**A run of records**

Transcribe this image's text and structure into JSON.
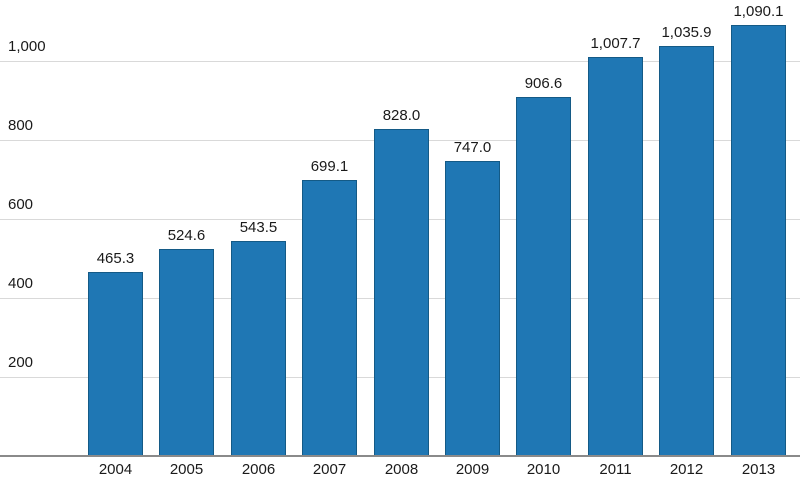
{
  "chart_data": {
    "type": "bar",
    "title": "",
    "xlabel": "",
    "ylabel": "",
    "categories": [
      "2004",
      "2005",
      "2006",
      "2007",
      "2008",
      "2009",
      "2010",
      "2011",
      "2012",
      "2013"
    ],
    "values": [
      465.3,
      524.6,
      543.5,
      699.1,
      828.0,
      747.0,
      906.6,
      1007.7,
      1035.9,
      1090.1
    ],
    "value_labels": [
      "465.3",
      "524.6",
      "543.5",
      "699.1",
      "828.0",
      "747.0",
      "906.6",
      "1,007.7",
      "1,035.9",
      "1,090.1"
    ],
    "yticks": [
      {
        "value": 200,
        "label": "200"
      },
      {
        "value": 400,
        "label": "400"
      },
      {
        "value": 600,
        "label": "600"
      },
      {
        "value": 800,
        "label": "800"
      },
      {
        "value": 1000,
        "label": "1,000"
      }
    ],
    "ylim": [
      0,
      1100
    ],
    "grid": true,
    "legend": "none",
    "colors": {
      "bar_fill": "#1f77b4",
      "bar_border": "#145a86",
      "gridline": "#d9d9d9",
      "axis_line": "#8a8a8a",
      "text": "#1a1a1a",
      "background": "#ffffff"
    }
  }
}
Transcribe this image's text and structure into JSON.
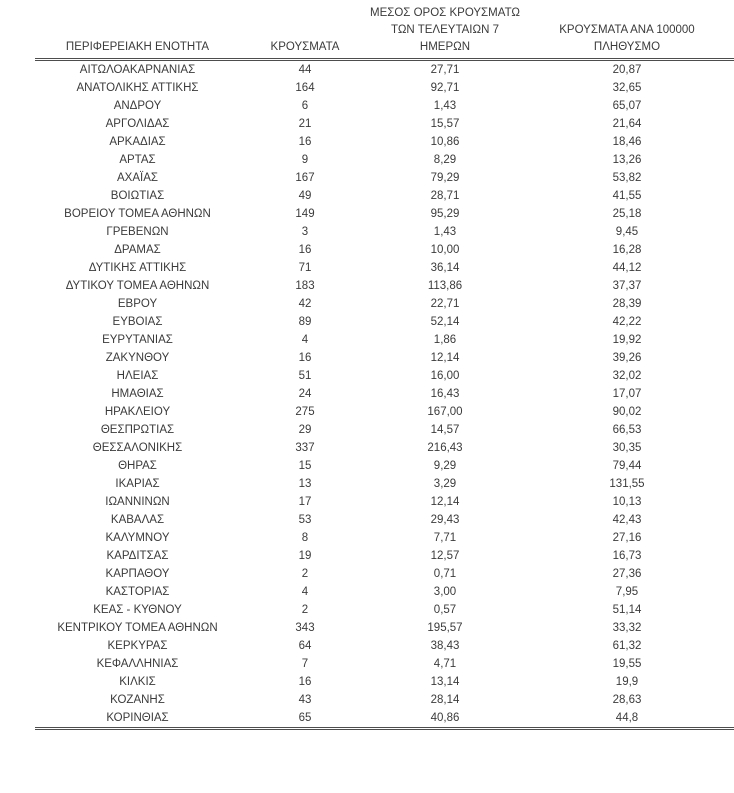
{
  "table": {
    "headers": {
      "region": "ΠΕΡΙΦΕΡΕΙΑΚΗ ΕΝΟΤΗΤΑ",
      "cases": "ΚΡΟΥΣΜΑΤΑ",
      "avg7_lines": [
        "ΜΕΣΟΣ ΟΡΟΣ ΚΡΟΥΣΜΑΤΩΝ",
        "ΤΩΝ ΤΕΛΕΥΤΑΙΩΝ 7",
        "ΗΜΕΡΩΝ"
      ],
      "per100k_lines": [
        "ΚΡΟΥΣΜΑΤΑ ΑΝΑ 100000",
        "ΠΛΗΘΥΣΜΟ"
      ]
    },
    "rows": [
      {
        "region": "ΑΙΤΩΛΟΑΚΑΡΝΑΝΙΑΣ",
        "cases": "44",
        "avg7": "27,71",
        "per100k": "20,87"
      },
      {
        "region": "ΑΝΑΤΟΛΙΚΗΣ ΑΤΤΙΚΗΣ",
        "cases": "164",
        "avg7": "92,71",
        "per100k": "32,65"
      },
      {
        "region": "ΑΝΔΡΟΥ",
        "cases": "6",
        "avg7": "1,43",
        "per100k": "65,07"
      },
      {
        "region": "ΑΡΓΟΛΙΔΑΣ",
        "cases": "21",
        "avg7": "15,57",
        "per100k": "21,64"
      },
      {
        "region": "ΑΡΚΑΔΙΑΣ",
        "cases": "16",
        "avg7": "10,86",
        "per100k": "18,46"
      },
      {
        "region": "ΑΡΤΑΣ",
        "cases": "9",
        "avg7": "8,29",
        "per100k": "13,26"
      },
      {
        "region": "ΑΧΑΪΑΣ",
        "cases": "167",
        "avg7": "79,29",
        "per100k": "53,82"
      },
      {
        "region": "ΒΟΙΩΤΙΑΣ",
        "cases": "49",
        "avg7": "28,71",
        "per100k": "41,55"
      },
      {
        "region": "ΒΟΡΕΙΟΥ ΤΟΜΕΑ ΑΘΗΝΩΝ",
        "cases": "149",
        "avg7": "95,29",
        "per100k": "25,18"
      },
      {
        "region": "ΓΡΕΒΕΝΩΝ",
        "cases": "3",
        "avg7": "1,43",
        "per100k": "9,45"
      },
      {
        "region": "ΔΡΑΜΑΣ",
        "cases": "16",
        "avg7": "10,00",
        "per100k": "16,28"
      },
      {
        "region": "ΔΥΤΙΚΗΣ ΑΤΤΙΚΗΣ",
        "cases": "71",
        "avg7": "36,14",
        "per100k": "44,12"
      },
      {
        "region": "ΔΥΤΙΚΟΥ ΤΟΜΕΑ ΑΘΗΝΩΝ",
        "cases": "183",
        "avg7": "113,86",
        "per100k": "37,37"
      },
      {
        "region": "ΕΒΡΟΥ",
        "cases": "42",
        "avg7": "22,71",
        "per100k": "28,39"
      },
      {
        "region": "ΕΥΒΟΙΑΣ",
        "cases": "89",
        "avg7": "52,14",
        "per100k": "42,22"
      },
      {
        "region": "ΕΥΡΥΤΑΝΙΑΣ",
        "cases": "4",
        "avg7": "1,86",
        "per100k": "19,92"
      },
      {
        "region": "ΖΑΚΥΝΘΟΥ",
        "cases": "16",
        "avg7": "12,14",
        "per100k": "39,26"
      },
      {
        "region": "ΗΛΕΙΑΣ",
        "cases": "51",
        "avg7": "16,00",
        "per100k": "32,02"
      },
      {
        "region": "ΗΜΑΘΙΑΣ",
        "cases": "24",
        "avg7": "16,43",
        "per100k": "17,07"
      },
      {
        "region": "ΗΡΑΚΛΕΙΟΥ",
        "cases": "275",
        "avg7": "167,00",
        "per100k": "90,02"
      },
      {
        "region": "ΘΕΣΠΡΩΤΙΑΣ",
        "cases": "29",
        "avg7": "14,57",
        "per100k": "66,53"
      },
      {
        "region": "ΘΕΣΣΑΛΟΝΙΚΗΣ",
        "cases": "337",
        "avg7": "216,43",
        "per100k": "30,35"
      },
      {
        "region": "ΘΗΡΑΣ",
        "cases": "15",
        "avg7": "9,29",
        "per100k": "79,44"
      },
      {
        "region": "ΙΚΑΡΙΑΣ",
        "cases": "13",
        "avg7": "3,29",
        "per100k": "131,55"
      },
      {
        "region": "ΙΩΑΝΝΙΝΩΝ",
        "cases": "17",
        "avg7": "12,14",
        "per100k": "10,13"
      },
      {
        "region": "ΚΑΒΑΛΑΣ",
        "cases": "53",
        "avg7": "29,43",
        "per100k": "42,43"
      },
      {
        "region": "ΚΑΛΥΜΝΟΥ",
        "cases": "8",
        "avg7": "7,71",
        "per100k": "27,16"
      },
      {
        "region": "ΚΑΡΔΙΤΣΑΣ",
        "cases": "19",
        "avg7": "12,57",
        "per100k": "16,73"
      },
      {
        "region": "ΚΑΡΠΑΘΟΥ",
        "cases": "2",
        "avg7": "0,71",
        "per100k": "27,36"
      },
      {
        "region": "ΚΑΣΤΟΡΙΑΣ",
        "cases": "4",
        "avg7": "3,00",
        "per100k": "7,95"
      },
      {
        "region": "ΚΕΑΣ - ΚΥΘΝΟΥ",
        "cases": "2",
        "avg7": "0,57",
        "per100k": "51,14"
      },
      {
        "region": "ΚΕΝΤΡΙΚΟΥ ΤΟΜΕΑ ΑΘΗΝΩΝ",
        "cases": "343",
        "avg7": "195,57",
        "per100k": "33,32"
      },
      {
        "region": "ΚΕΡΚΥΡΑΣ",
        "cases": "64",
        "avg7": "38,43",
        "per100k": "61,32"
      },
      {
        "region": "ΚΕΦΑΛΛΗΝΙΑΣ",
        "cases": "7",
        "avg7": "4,71",
        "per100k": "19,55"
      },
      {
        "region": "ΚΙΛΚΙΣ",
        "cases": "16",
        "avg7": "13,14",
        "per100k": "19,9"
      },
      {
        "region": "ΚΟΖΑΝΗΣ",
        "cases": "43",
        "avg7": "28,14",
        "per100k": "28,63"
      },
      {
        "region": "ΚΟΡΙΝΘΙΑΣ",
        "cases": "65",
        "avg7": "40,86",
        "per100k": "44,8"
      }
    ]
  },
  "colors": {
    "text": "#3b3b3b",
    "rule": "#4d4d4d",
    "background": "#ffffff"
  }
}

**Goal of the exercise**
Return the records exactly. Don't carry the pictures over.

**The answer**
Transcribe this image's text and structure into JSON.
{
  "chart_data": {
    "type": "bar",
    "title": "",
    "xlabel": "",
    "ylabel": "",
    "categories": [
      "2004",
      "2005",
      "2006",
      "2007",
      "2008",
      "2009",
      "2010",
      "2011",
      "2012",
      "2013"
    ],
    "values": [
      465.3,
      524.6,
      543.5,
      699.1,
      828.0,
      747.0,
      906.6,
      1007.7,
      1035.9,
      1090.1
    ],
    "value_labels": [
      "465.3",
      "524.6",
      "543.5",
      "699.1",
      "828.0",
      "747.0",
      "906.6",
      "1,007.7",
      "1,035.9",
      "1,090.1"
    ],
    "yticks": [
      {
        "value": 200,
        "label": "200"
      },
      {
        "value": 400,
        "label": "400"
      },
      {
        "value": 600,
        "label": "600"
      },
      {
        "value": 800,
        "label": "800"
      },
      {
        "value": 1000,
        "label": "1,000"
      }
    ],
    "ylim": [
      0,
      1100
    ],
    "grid": true,
    "legend": "none",
    "colors": {
      "bar_fill": "#1f77b4",
      "bar_border": "#145a86",
      "gridline": "#d9d9d9",
      "axis_line": "#8a8a8a",
      "text": "#1a1a1a",
      "background": "#ffffff"
    }
  }
}
Transcribe this image's text and structure into JSON.
{
  "table": {
    "headers": {
      "region": "ΠΕΡΙΦΕΡΕΙΑΚΗ ΕΝΟΤΗΤΑ",
      "cases": "ΚΡΟΥΣΜΑΤΑ",
      "avg7_lines": [
        "ΜΕΣΟΣ ΟΡΟΣ ΚΡΟΥΣΜΑΤΩΝ",
        "ΤΩΝ ΤΕΛΕΥΤΑΙΩΝ 7",
        "ΗΜΕΡΩΝ"
      ],
      "per100k_lines": [
        "ΚΡΟΥΣΜΑΤΑ ΑΝΑ 100000",
        "ΠΛΗΘΥΣΜΟ"
      ]
    },
    "rows": [
      {
        "region": "ΑΙΤΩΛΟΑΚΑΡΝΑΝΙΑΣ",
        "cases": "44",
        "avg7": "27,71",
        "per100k": "20,87"
      },
      {
        "region": "ΑΝΑΤΟΛΙΚΗΣ ΑΤΤΙΚΗΣ",
        "cases": "164",
        "avg7": "92,71",
        "per100k": "32,65"
      },
      {
        "region": "ΑΝΔΡΟΥ",
        "cases": "6",
        "avg7": "1,43",
        "per100k": "65,07"
      },
      {
        "region": "ΑΡΓΟΛΙΔΑΣ",
        "cases": "21",
        "avg7": "15,57",
        "per100k": "21,64"
      },
      {
        "region": "ΑΡΚΑΔΙΑΣ",
        "cases": "16",
        "avg7": "10,86",
        "per100k": "18,46"
      },
      {
        "region": "ΑΡΤΑΣ",
        "cases": "9",
        "avg7": "8,29",
        "per100k": "13,26"
      },
      {
        "region": "ΑΧΑΪΑΣ",
        "cases": "167",
        "avg7": "79,29",
        "per100k": "53,82"
      },
      {
        "region": "ΒΟΙΩΤΙΑΣ",
        "cases": "49",
        "avg7": "28,71",
        "per100k": "41,55"
      },
      {
        "region": "ΒΟΡΕΙΟΥ ΤΟΜΕΑ ΑΘΗΝΩΝ",
        "cases": "149",
        "avg7": "95,29",
        "per100k": "25,18"
      },
      {
        "region": "ΓΡΕΒΕΝΩΝ",
        "cases": "3",
        "avg7": "1,43",
        "per100k": "9,45"
      },
      {
        "region": "ΔΡΑΜΑΣ",
        "cases": "16",
        "avg7": "10,00",
        "per100k": "16,28"
      },
      {
        "region": "ΔΥΤΙΚΗΣ ΑΤΤΙΚΗΣ",
        "cases": "71",
        "avg7": "36,14",
        "per100k": "44,12"
      },
      {
        "region": "ΔΥΤΙΚΟΥ ΤΟΜΕΑ ΑΘΗΝΩΝ",
        "cases": "183",
        "avg7": "113,86",
        "per100k": "37,37"
      },
      {
        "region": "ΕΒΡΟΥ",
        "cases": "42",
        "avg7": "22,71",
        "per100k": "28,39"
      },
      {
        "region": "ΕΥΒΟΙΑΣ",
        "cases": "89",
        "avg7": "52,14",
        "per100k": "42,22"
      },
      {
        "region": "ΕΥΡΥΤΑΝΙΑΣ",
        "cases": "4",
        "avg7": "1,86",
        "per100k": "19,92"
      },
      {
        "region": "ΖΑΚΥΝΘΟΥ",
        "cases": "16",
        "avg7": "12,14",
        "per100k": "39,26"
      },
      {
        "region": "ΗΛΕΙΑΣ",
        "cases": "51",
        "avg7": "16,00",
        "per100k": "32,02"
      },
      {
        "region": "ΗΜΑΘΙΑΣ",
        "cases": "24",
        "avg7": "16,43",
        "per100k": "17,07"
      },
      {
        "region": "ΗΡΑΚΛΕΙΟΥ",
        "cases": "275",
        "avg7": "167,00",
        "per100k": "90,02"
      },
      {
        "region": "ΘΕΣΠΡΩΤΙΑΣ",
        "cases": "29",
        "avg7": "14,57",
        "per100k": "66,53"
      },
      {
        "region": "ΘΕΣΣΑΛΟΝΙΚΗΣ",
        "cases": "337",
        "avg7": "216,43",
        "per100k": "30,35"
      },
      {
        "region": "ΘΗΡΑΣ",
        "cases": "15",
        "avg7": "9,29",
        "per100k": "79,44"
      },
      {
        "region": "ΙΚΑΡΙΑΣ",
        "cases": "13",
        "avg7": "3,29",
        "per100k": "131,55"
      },
      {
        "region": "ΙΩΑΝΝΙΝΩΝ",
        "cases": "17",
        "avg7": "12,14",
        "per100k": "10,13"
      },
      {
        "region": "ΚΑΒΑΛΑΣ",
        "cases": "53",
        "avg7": "29,43",
        "per100k": "42,43"
      },
      {
        "region": "ΚΑΛΥΜΝΟΥ",
        "cases": "8",
        "avg7": "7,71",
        "per100k": "27,16"
      },
      {
        "region": "ΚΑΡΔΙΤΣΑΣ",
        "cases": "19",
        "avg7": "12,57",
        "per100k": "16,73"
      },
      {
        "region": "ΚΑΡΠΑΘΟΥ",
        "cases": "2",
        "avg7": "0,71",
        "per100k": "27,36"
      },
      {
        "region": "ΚΑΣΤΟΡΙΑΣ",
        "cases": "4",
        "avg7": "3,00",
        "per100k": "7,95"
      },
      {
        "region": "ΚΕΑΣ - ΚΥΘΝΟΥ",
        "cases": "2",
        "avg7": "0,57",
        "per100k": "51,14"
      },
      {
        "region": "ΚΕΝΤΡΙΚΟΥ ΤΟΜΕΑ ΑΘΗΝΩΝ",
        "cases": "343",
        "avg7": "195,57",
        "per100k": "33,32"
      },
      {
        "region": "ΚΕΡΚΥΡΑΣ",
        "cases": "64",
        "avg7": "38,43",
        "per100k": "61,32"
      },
      {
        "region": "ΚΕΦΑΛΛΗΝΙΑΣ",
        "cases": "7",
        "avg7": "4,71",
        "per100k": "19,55"
      },
      {
        "region": "ΚΙΛΚΙΣ",
        "cases": "16",
        "avg7": "13,14",
        "per100k": "19,9"
      },
      {
        "region": "ΚΟΖΑΝΗΣ",
        "cases": "43",
        "avg7": "28,14",
        "per100k": "28,63"
      },
      {
        "region": "ΚΟΡΙΝΘΙΑΣ",
        "cases": "65",
        "avg7": "40,86",
        "per100k": "44,8"
      }
    ]
  },
  "colors": {
    "text": "#3b3b3b",
    "rule": "#4d4d4d",
    "background": "#ffffff"
  }
}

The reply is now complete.